▸ **Data listing**
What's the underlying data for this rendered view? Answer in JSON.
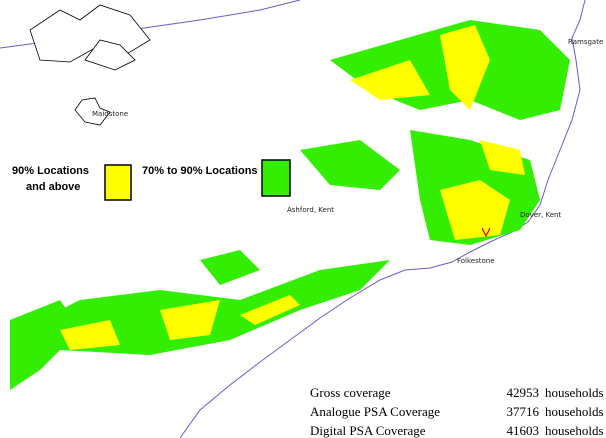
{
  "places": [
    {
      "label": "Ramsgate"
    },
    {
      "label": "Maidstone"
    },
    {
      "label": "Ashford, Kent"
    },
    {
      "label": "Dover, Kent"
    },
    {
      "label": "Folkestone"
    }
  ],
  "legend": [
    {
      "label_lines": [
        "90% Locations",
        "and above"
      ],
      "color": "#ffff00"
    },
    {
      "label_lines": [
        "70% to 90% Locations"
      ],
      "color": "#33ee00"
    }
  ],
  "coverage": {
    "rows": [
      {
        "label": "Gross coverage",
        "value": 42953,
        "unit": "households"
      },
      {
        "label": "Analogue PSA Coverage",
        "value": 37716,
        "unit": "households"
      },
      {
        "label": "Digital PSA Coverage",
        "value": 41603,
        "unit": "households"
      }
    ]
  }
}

▸ **Exercise aim**
Return the material word for word. Pictures are not part of the copy.

▸ **The output**
What's the underlying data for this rendered view? Answer in JSON.
{
  "places": [
    {
      "label": "Ramsgate"
    },
    {
      "label": "Maidstone"
    },
    {
      "label": "Ashford, Kent"
    },
    {
      "label": "Dover, Kent"
    },
    {
      "label": "Folkestone"
    }
  ],
  "legend": [
    {
      "label_lines": [
        "90% Locations",
        "and above"
      ],
      "color": "#ffff00"
    },
    {
      "label_lines": [
        "70% to 90% Locations"
      ],
      "color": "#33ee00"
    }
  ],
  "coverage": {
    "rows": [
      {
        "label": "Gross coverage",
        "value": 42953,
        "unit": "households"
      },
      {
        "label": "Analogue PSA Coverage",
        "value": 37716,
        "unit": "households"
      },
      {
        "label": "Digital PSA Coverage",
        "value": 41603,
        "unit": "households"
      }
    ]
  }
}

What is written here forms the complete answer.